• _STORED DATA_
============================================================

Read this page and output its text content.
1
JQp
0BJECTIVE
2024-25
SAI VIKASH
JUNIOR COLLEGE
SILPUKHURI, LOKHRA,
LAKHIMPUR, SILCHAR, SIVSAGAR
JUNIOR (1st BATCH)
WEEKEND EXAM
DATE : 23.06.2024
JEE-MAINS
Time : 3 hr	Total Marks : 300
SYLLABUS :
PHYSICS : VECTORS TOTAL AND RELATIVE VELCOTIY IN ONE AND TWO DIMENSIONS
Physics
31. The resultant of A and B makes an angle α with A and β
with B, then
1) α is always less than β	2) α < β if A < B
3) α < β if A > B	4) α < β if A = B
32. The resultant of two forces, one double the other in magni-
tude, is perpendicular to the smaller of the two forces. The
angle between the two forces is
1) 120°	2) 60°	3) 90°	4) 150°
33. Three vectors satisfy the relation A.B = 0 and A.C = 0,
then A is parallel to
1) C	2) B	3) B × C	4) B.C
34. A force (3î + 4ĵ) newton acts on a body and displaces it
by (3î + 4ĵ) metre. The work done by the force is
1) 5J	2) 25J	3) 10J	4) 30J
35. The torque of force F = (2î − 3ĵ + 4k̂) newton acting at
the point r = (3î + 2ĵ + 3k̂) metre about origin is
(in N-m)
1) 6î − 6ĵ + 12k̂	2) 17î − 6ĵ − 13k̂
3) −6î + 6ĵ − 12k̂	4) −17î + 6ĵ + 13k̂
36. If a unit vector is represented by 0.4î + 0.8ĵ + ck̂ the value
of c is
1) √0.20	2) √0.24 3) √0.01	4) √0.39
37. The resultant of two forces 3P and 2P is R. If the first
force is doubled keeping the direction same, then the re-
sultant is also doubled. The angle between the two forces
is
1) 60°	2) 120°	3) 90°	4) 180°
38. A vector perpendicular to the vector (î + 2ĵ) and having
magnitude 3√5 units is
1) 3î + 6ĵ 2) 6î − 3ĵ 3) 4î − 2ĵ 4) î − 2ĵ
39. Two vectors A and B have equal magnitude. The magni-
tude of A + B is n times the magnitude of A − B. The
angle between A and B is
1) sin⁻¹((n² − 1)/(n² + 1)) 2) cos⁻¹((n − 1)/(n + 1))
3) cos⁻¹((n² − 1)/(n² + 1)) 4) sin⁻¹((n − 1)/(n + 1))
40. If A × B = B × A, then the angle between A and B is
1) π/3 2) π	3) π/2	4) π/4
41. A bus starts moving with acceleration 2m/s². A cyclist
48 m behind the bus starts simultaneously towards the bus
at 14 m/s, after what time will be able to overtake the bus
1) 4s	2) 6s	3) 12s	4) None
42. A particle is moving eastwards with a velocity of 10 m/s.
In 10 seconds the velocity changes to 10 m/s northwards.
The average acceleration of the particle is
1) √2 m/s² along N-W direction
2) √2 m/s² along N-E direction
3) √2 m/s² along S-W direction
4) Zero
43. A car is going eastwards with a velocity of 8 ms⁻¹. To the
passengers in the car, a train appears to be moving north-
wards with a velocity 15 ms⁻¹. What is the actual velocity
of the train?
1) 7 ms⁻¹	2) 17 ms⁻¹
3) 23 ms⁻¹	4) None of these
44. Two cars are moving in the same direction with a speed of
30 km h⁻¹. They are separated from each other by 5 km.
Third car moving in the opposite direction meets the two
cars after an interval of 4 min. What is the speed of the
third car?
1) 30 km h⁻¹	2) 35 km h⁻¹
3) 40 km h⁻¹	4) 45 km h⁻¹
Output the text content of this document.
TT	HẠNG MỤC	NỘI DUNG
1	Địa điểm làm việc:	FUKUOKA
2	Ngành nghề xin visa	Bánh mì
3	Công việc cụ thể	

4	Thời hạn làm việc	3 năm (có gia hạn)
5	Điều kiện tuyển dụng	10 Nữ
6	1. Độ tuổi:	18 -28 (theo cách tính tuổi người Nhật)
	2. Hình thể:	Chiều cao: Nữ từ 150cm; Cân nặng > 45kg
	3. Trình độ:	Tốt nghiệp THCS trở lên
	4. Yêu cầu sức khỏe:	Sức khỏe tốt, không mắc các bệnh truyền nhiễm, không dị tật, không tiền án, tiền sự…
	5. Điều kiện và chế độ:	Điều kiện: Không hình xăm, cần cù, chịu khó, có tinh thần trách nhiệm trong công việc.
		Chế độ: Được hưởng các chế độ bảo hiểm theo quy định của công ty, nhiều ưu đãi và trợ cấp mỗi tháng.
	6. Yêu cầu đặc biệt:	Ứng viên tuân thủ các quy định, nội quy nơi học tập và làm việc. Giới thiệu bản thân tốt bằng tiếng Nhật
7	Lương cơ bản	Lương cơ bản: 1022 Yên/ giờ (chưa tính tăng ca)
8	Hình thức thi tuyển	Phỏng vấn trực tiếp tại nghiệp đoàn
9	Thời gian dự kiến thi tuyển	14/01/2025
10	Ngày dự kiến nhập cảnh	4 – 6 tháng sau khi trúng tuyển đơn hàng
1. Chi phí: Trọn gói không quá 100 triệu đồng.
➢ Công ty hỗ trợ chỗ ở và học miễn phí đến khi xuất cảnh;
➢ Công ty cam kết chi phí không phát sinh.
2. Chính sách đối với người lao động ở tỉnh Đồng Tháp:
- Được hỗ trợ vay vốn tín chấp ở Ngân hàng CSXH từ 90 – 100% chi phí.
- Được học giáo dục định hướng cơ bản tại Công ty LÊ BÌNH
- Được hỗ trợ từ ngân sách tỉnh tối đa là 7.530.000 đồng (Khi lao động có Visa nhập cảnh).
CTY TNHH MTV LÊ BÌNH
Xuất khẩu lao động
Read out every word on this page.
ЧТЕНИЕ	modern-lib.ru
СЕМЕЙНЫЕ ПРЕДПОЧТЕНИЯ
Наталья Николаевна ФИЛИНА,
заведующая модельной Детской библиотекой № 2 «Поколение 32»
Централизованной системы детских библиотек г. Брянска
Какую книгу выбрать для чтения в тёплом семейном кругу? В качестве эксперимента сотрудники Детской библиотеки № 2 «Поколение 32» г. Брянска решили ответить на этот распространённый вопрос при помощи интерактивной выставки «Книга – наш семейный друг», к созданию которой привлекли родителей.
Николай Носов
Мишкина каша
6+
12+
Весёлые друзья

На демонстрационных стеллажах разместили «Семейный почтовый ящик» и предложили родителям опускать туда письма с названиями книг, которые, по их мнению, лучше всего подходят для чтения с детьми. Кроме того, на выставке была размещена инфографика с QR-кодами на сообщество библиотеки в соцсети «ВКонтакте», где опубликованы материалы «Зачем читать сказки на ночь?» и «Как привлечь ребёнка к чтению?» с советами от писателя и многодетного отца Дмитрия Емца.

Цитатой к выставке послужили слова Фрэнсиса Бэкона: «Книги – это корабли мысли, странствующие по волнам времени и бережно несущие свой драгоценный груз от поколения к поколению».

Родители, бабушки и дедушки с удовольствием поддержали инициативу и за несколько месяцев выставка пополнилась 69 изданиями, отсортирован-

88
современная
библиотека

============================================================

• _YOUR INSTRUCTIONS_
Print every record above exactly as written.

• _COMPLETED EXERCISE_
Read this page and output its text content.
1
JQp
0BJECTIVE
2024-25
SAI VIKASH
JUNIOR COLLEGE
SILPUKHURI, LOKHRA,
LAKHIMPUR, SILCHAR, SIVSAGAR
JUNIOR (1st BATCH)
WEEKEND EXAM
DATE : 23.06.2024
JEE-MAINS
Time : 3 hr	Total Marks : 300
SYLLABUS :
PHYSICS : VECTORS TOTAL AND RELATIVE VELCOTIY IN ONE AND TWO DIMENSIONS
Physics
31. The resultant of A and B makes an angle α with A and β
with B, then
1) α is always less than β	2) α < β if A < B
3) α < β if A > B	4) α < β if A = B
32. The resultant of two forces, one double the other in magni-
tude, is perpendicular to the smaller of the two forces. The
angle between the two forces is
1) 120°	2) 60°	3) 90°	4) 150°
33. Three vectors satisfy the relation A.B = 0 and A.C = 0,
then A is parallel to
1) C	2) B	3) B × C	4) B.C
34. A force (3î + 4ĵ) newton acts on a body and displaces it
by (3î + 4ĵ) metre. The work done by the force is
1) 5J	2) 25J	3) 10J	4) 30J
35. The torque of force F = (2î − 3ĵ + 4k̂) newton acting at
the point r = (3î + 2ĵ + 3k̂) metre about origin is
(in N-m)
1) 6î − 6ĵ + 12k̂	2) 17î − 6ĵ − 13k̂
3) −6î + 6ĵ − 12k̂	4) −17î + 6ĵ + 13k̂
36. If a unit vector is represented by 0.4î + 0.8ĵ + ck̂ the value
of c is
1) √0.20	2) √0.24 3) √0.01	4) √0.39
37. The resultant of two forces 3P and 2P is R. If the first
force is doubled keeping the direction same, then the re-
sultant is also doubled. The angle between the two forces
is
1) 60°	2) 120°	3) 90°	4) 180°
38. A vector perpendicular to the vector (î + 2ĵ) and having
magnitude 3√5 units is
1) 3î + 6ĵ 2) 6î − 3ĵ 3) 4î − 2ĵ 4) î − 2ĵ
39. Two vectors A and B have equal magnitude. The magni-
tude of A + B is n times the magnitude of A − B. The
angle between A and B is
1) sin⁻¹((n² − 1)/(n² + 1)) 2) cos⁻¹((n − 1)/(n + 1))
3) cos⁻¹((n² − 1)/(n² + 1)) 4) sin⁻¹((n − 1)/(n + 1))
40. If A × B = B × A, then the angle between A and B is
1) π/3 2) π	3) π/2	4) π/4
41. A bus starts moving with acceleration 2m/s². A cyclist
48 m behind the bus starts simultaneously towards the bus
at 14 m/s, after what time will be able to overtake the bus
1) 4s	2) 6s	3) 12s	4) None
42. A particle is moving eastwards with a velocity of 10 m/s.
In 10 seconds the velocity changes to 10 m/s northwards.
The average acceleration of the particle is
1) √2 m/s² along N-W direction
2) √2 m/s² along N-E direction
3) √2 m/s² along S-W direction
4) Zero
43. A car is going eastwards with a velocity of 8 ms⁻¹. To the
passengers in the car, a train appears to be moving north-
wards with a velocity 15 ms⁻¹. What is the actual velocity
of the train?
1) 7 ms⁻¹	2) 17 ms⁻¹
3) 23 ms⁻¹	4) None of these
44. Two cars are moving in the same direction with a speed of
30 km h⁻¹. They are separated from each other by 5 km.
Third car moving in the opposite direction meets the two
cars after an interval of 4 min. What is the speed of the
third car?
1) 30 km h⁻¹	2) 35 km h⁻¹
3) 40 km h⁻¹	4) 45 km h⁻¹
Output the text content of this document.
TT	HẠNG MỤC	NỘI DUNG
1	Địa điểm làm việc:	FUKUOKA
2	Ngành nghề xin visa	Bánh mì
3	Công việc cụ thể	

4	Thời hạn làm việc	3 năm (có gia hạn)
5	Điều kiện tuyển dụng	10 Nữ
6	1. Độ tuổi:	18 -28 (theo cách tính tuổi người Nhật)
	2. Hình thể:	Chiều cao: Nữ từ 150cm; Cân nặng > 45kg
	3. Trình độ:	Tốt nghiệp THCS trở lên
	4. Yêu cầu sức khỏe:	Sức khỏe tốt, không mắc các bệnh truyền nhiễm, không dị tật, không tiền án, tiền sự…
	5. Điều kiện và chế độ:	Điều kiện: Không hình xăm, cần cù, chịu khó, có tinh thần trách nhiệm trong công việc.
		Chế độ: Được hưởng các chế độ bảo hiểm theo quy định của công ty, nhiều ưu đãi và trợ cấp mỗi tháng.
	6. Yêu cầu đặc biệt:	Ứng viên tuân thủ các quy định, nội quy nơi học tập và làm việc. Giới thiệu bản thân tốt bằng tiếng Nhật
7	Lương cơ bản	Lương cơ bản: 1022 Yên/ giờ (chưa tính tăng ca)
8	Hình thức thi tuyển	Phỏng vấn trực tiếp tại nghiệp đoàn
9	Thời gian dự kiến thi tuyển	14/01/2025
10	Ngày dự kiến nhập cảnh	4 – 6 tháng sau khi trúng tuyển đơn hàng
1. Chi phí: Trọn gói không quá 100 triệu đồng.
➢ Công ty hỗ trợ chỗ ở và học miễn phí đến khi xuất cảnh;
➢ Công ty cam kết chi phí không phát sinh.
2. Chính sách đối với người lao động ở tỉnh Đồng Tháp:
- Được hỗ trợ vay vốn tín chấp ở Ngân hàng CSXH từ 90 – 100% chi phí.
- Được học giáo dục định hướng cơ bản tại Công ty LÊ BÌNH
- Được hỗ trợ từ ngân sách tỉnh tối đa là 7.530.000 đồng (Khi lao động có Visa nhập cảnh).
CTY TNHH MTV LÊ BÌNH
Xuất khẩu lao động
Read out every word on this page.
ЧТЕНИЕ	modern-lib.ru
СЕМЕЙНЫЕ ПРЕДПОЧТЕНИЯ
Наталья Николаевна ФИЛИНА,
заведующая модельной Детской библиотекой № 2 «Поколение 32»
Централизованной системы детских библиотек г. Брянска
Какую книгу выбрать для чтения в тёплом семейном кругу? В качестве эксперимента сотрудники Детской библиотеки № 2 «Поколение 32» г. Брянска решили ответить на этот распространённый вопрос при помощи интерактивной выставки «Книга – наш семейный друг», к созданию которой привлекли родителей.
Николай Носов
Мишкина каша
6+
12+
Весёлые друзья

На демонстрационных стеллажах разместили «Семейный почтовый ящик» и предложили родителям опускать туда письма с названиями книг, которые, по их мнению, лучше всего подходят для чтения с детьми. Кроме того, на выставке была размещена инфографика с QR-кодами на сообщество библиотеки в соцсети «ВКонтакте», где опубликованы материалы «Зачем читать сказки на ночь?» и «Как привлечь ребёнка к чтению?» с советами от писателя и многодетного отца Дмитрия Емца.

Цитатой к выставке послужили слова Фрэнсиса Бэкона: «Книги – это корабли мысли, странствующие по волнам времени и бережно несущие свой драгоценный груз от поколения к поколению».

Родители, бабушки и дедушки с удовольствием поддержали инициативу и за несколько месяцев выставка пополнилась 69 изданиями, отсортирован-

88
современная
библиотека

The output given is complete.